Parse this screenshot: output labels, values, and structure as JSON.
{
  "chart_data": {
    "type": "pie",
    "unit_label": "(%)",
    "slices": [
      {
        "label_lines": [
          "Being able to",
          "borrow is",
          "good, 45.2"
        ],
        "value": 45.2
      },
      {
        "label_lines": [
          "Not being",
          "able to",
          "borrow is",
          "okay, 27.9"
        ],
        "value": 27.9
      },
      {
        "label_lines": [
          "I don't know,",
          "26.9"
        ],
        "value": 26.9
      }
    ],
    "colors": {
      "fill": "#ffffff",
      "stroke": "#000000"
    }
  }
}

------------------------------------------------------------------------

• [Given problem]: Repeat all of the records above exactly as they appear.

• [Correct response]:
Parse this screenshot: output labels, values, and structure as JSON.
{
  "chart_data": {
    "type": "pie",
    "unit_label": "(%)",
    "slices": [
      {
        "label_lines": [
          "Being able to",
          "borrow is",
          "good, 45.2"
        ],
        "value": 45.2
      },
      {
        "label_lines": [
          "Not being",
          "able to",
          "borrow is",
          "okay, 27.9"
        ],
        "value": 27.9
      },
      {
        "label_lines": [
          "I don't know,",
          "26.9"
        ],
        "value": 26.9
      }
    ],
    "colors": {
      "fill": "#ffffff",
      "stroke": "#000000"
    }
  }
}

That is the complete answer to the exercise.